From the first line to the last, copy the listing below word for word.

__________________________________________________

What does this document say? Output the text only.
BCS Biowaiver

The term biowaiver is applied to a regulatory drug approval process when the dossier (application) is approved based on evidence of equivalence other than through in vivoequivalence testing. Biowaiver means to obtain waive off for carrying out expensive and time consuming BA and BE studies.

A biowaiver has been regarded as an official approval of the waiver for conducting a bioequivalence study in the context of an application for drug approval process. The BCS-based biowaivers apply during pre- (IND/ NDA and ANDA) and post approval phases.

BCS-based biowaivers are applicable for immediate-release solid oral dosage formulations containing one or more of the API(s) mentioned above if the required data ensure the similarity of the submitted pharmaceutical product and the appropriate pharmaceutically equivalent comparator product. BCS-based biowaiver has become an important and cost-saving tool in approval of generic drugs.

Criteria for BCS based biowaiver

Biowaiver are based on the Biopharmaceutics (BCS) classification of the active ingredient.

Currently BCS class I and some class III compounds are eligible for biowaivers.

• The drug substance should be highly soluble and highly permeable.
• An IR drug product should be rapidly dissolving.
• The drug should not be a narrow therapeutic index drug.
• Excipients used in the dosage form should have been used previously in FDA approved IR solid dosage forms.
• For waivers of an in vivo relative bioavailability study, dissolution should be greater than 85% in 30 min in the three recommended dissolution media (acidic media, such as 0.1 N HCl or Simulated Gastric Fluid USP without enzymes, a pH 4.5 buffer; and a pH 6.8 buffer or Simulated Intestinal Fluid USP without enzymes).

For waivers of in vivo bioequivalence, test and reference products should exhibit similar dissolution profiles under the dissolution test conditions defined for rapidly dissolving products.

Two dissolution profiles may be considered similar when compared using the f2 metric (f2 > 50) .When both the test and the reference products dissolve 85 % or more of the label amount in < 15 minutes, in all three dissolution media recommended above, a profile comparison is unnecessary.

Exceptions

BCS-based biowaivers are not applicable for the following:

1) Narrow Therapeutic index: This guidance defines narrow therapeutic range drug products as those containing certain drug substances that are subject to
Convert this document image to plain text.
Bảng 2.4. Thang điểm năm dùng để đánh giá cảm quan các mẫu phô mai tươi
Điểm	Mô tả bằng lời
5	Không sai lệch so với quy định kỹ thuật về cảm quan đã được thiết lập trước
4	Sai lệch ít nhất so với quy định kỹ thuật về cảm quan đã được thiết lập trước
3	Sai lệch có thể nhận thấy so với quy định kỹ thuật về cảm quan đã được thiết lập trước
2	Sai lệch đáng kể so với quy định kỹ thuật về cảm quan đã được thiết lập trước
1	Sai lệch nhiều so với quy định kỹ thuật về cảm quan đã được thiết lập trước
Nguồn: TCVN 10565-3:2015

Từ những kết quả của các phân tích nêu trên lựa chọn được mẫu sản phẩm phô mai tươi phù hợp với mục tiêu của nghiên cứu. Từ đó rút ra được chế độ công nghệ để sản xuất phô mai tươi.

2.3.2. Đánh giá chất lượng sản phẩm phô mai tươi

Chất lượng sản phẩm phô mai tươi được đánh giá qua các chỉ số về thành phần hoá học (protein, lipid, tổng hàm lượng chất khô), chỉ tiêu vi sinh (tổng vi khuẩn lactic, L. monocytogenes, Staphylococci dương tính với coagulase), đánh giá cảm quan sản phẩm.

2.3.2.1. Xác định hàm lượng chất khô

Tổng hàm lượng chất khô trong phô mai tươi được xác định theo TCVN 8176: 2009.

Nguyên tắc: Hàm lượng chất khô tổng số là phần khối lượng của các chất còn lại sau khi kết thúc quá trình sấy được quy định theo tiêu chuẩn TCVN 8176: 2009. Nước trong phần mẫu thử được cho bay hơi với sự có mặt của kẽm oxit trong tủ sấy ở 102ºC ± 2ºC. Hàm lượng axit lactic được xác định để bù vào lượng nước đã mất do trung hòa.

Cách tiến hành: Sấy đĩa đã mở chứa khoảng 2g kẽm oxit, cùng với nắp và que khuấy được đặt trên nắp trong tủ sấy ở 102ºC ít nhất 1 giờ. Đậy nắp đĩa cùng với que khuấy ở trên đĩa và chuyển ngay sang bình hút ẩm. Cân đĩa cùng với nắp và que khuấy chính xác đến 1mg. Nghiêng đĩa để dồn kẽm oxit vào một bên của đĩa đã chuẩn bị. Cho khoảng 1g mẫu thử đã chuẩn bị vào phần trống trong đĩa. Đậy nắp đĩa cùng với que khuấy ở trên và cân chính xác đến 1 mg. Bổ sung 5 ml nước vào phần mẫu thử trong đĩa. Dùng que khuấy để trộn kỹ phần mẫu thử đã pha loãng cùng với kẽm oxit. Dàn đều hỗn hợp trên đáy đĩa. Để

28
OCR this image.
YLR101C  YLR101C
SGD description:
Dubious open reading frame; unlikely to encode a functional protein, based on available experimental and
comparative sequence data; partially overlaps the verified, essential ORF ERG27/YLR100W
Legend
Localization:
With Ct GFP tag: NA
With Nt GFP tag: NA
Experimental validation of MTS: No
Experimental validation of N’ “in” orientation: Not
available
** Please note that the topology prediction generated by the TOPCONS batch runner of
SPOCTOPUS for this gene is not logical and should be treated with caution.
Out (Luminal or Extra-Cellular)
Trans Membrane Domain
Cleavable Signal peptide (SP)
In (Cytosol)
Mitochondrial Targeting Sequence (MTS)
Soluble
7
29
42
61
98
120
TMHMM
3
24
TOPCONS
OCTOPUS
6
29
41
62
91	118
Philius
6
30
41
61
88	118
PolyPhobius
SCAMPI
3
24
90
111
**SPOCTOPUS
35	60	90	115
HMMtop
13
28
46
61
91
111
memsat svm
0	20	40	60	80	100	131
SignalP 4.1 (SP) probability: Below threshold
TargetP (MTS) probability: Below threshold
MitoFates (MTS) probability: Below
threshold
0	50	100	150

__________________________________________________

[EXPECTED OUTPUT]:
What does this document say? Output the text only.
BCS Biowaiver

The term biowaiver is applied to a regulatory drug approval process when the dossier (application) is approved based on evidence of equivalence other than through in vivoequivalence testing. Biowaiver means to obtain waive off for carrying out expensive and time consuming BA and BE studies.

A biowaiver has been regarded as an official approval of the waiver for conducting a bioequivalence study in the context of an application for drug approval process. The BCS-based biowaivers apply during pre- (IND/ NDA and ANDA) and post approval phases.

BCS-based biowaivers are applicable for immediate-release solid oral dosage formulations containing one or more of the API(s) mentioned above if the required data ensure the similarity of the submitted pharmaceutical product and the appropriate pharmaceutically equivalent comparator product. BCS-based biowaiver has become an important and cost-saving tool in approval of generic drugs.

Criteria for BCS based biowaiver

Biowaiver are based on the Biopharmaceutics (BCS) classification of the active ingredient.

Currently BCS class I and some class III compounds are eligible for biowaivers.

• The drug substance should be highly soluble and highly permeable.
• An IR drug product should be rapidly dissolving.
• The drug should not be a narrow therapeutic index drug.
• Excipients used in the dosage form should have been used previously in FDA approved IR solid dosage forms.
• For waivers of an in vivo relative bioavailability study, dissolution should be greater than 85% in 30 min in the three recommended dissolution media (acidic media, such as 0.1 N HCl or Simulated Gastric Fluid USP without enzymes, a pH 4.5 buffer; and a pH 6.8 buffer or Simulated Intestinal Fluid USP without enzymes).

For waivers of in vivo bioequivalence, test and reference products should exhibit similar dissolution profiles under the dissolution test conditions defined for rapidly dissolving products.

Two dissolution profiles may be considered similar when compared using the f2 metric (f2 > 50) .When both the test and the reference products dissolve 85 % or more of the label amount in < 15 minutes, in all three dissolution media recommended above, a profile comparison is unnecessary.

Exceptions

BCS-based biowaivers are not applicable for the following:

1) Narrow Therapeutic index: This guidance defines narrow therapeutic range drug products as those containing certain drug substances that are subject to
Convert this document image to plain text.
Bảng 2.4. Thang điểm năm dùng để đánh giá cảm quan các mẫu phô mai tươi
Điểm	Mô tả bằng lời
5	Không sai lệch so với quy định kỹ thuật về cảm quan đã được thiết lập trước
4	Sai lệch ít nhất so với quy định kỹ thuật về cảm quan đã được thiết lập trước
3	Sai lệch có thể nhận thấy so với quy định kỹ thuật về cảm quan đã được thiết lập trước
2	Sai lệch đáng kể so với quy định kỹ thuật về cảm quan đã được thiết lập trước
1	Sai lệch nhiều so với quy định kỹ thuật về cảm quan đã được thiết lập trước
Nguồn: TCVN 10565-3:2015

Từ những kết quả của các phân tích nêu trên lựa chọn được mẫu sản phẩm phô mai tươi phù hợp với mục tiêu của nghiên cứu. Từ đó rút ra được chế độ công nghệ để sản xuất phô mai tươi.

2.3.2. Đánh giá chất lượng sản phẩm phô mai tươi

Chất lượng sản phẩm phô mai tươi được đánh giá qua các chỉ số về thành phần hoá học (protein, lipid, tổng hàm lượng chất khô), chỉ tiêu vi sinh (tổng vi khuẩn lactic, L. monocytogenes, Staphylococci dương tính với coagulase), đánh giá cảm quan sản phẩm.

2.3.2.1. Xác định hàm lượng chất khô

Tổng hàm lượng chất khô trong phô mai tươi được xác định theo TCVN 8176: 2009.

Nguyên tắc: Hàm lượng chất khô tổng số là phần khối lượng của các chất còn lại sau khi kết thúc quá trình sấy được quy định theo tiêu chuẩn TCVN 8176: 2009. Nước trong phần mẫu thử được cho bay hơi với sự có mặt của kẽm oxit trong tủ sấy ở 102ºC ± 2ºC. Hàm lượng axit lactic được xác định để bù vào lượng nước đã mất do trung hòa.

Cách tiến hành: Sấy đĩa đã mở chứa khoảng 2g kẽm oxit, cùng với nắp và que khuấy được đặt trên nắp trong tủ sấy ở 102ºC ít nhất 1 giờ. Đậy nắp đĩa cùng với que khuấy ở trên đĩa và chuyển ngay sang bình hút ẩm. Cân đĩa cùng với nắp và que khuấy chính xác đến 1mg. Nghiêng đĩa để dồn kẽm oxit vào một bên của đĩa đã chuẩn bị. Cho khoảng 1g mẫu thử đã chuẩn bị vào phần trống trong đĩa. Đậy nắp đĩa cùng với que khuấy ở trên và cân chính xác đến 1 mg. Bổ sung 5 ml nước vào phần mẫu thử trong đĩa. Dùng que khuấy để trộn kỹ phần mẫu thử đã pha loãng cùng với kẽm oxit. Dàn đều hỗn hợp trên đáy đĩa. Để

28
OCR this image.
YLR101C  YLR101C
SGD description:
Dubious open reading frame; unlikely to encode a functional protein, based on available experimental and
comparative sequence data; partially overlaps the verified, essential ORF ERG27/YLR100W
Legend
Localization:
With Ct GFP tag: NA
With Nt GFP tag: NA
Experimental validation of MTS: No
Experimental validation of N’ “in” orientation: Not
available
** Please note that the topology prediction generated by the TOPCONS batch runner of
SPOCTOPUS for this gene is not logical and should be treated with caution.
Out (Luminal or Extra-Cellular)
Trans Membrane Domain
Cleavable Signal peptide (SP)
In (Cytosol)
Mitochondrial Targeting Sequence (MTS)
Soluble
7
29
42
61
98
120
TMHMM
3
24
TOPCONS
OCTOPUS
6
29
41
62
91	118
Philius
6
30
41
61
88	118
PolyPhobius
SCAMPI
3
24
90
111
**SPOCTOPUS
35	60	90	115
HMMtop
13
28
46
61
91
111
memsat svm
0	20	40	60	80	100	131
SignalP 4.1 (SP) probability: Below threshold
TargetP (MTS) probability: Below threshold
MitoFates (MTS) probability: Below
threshold
0	50	100	150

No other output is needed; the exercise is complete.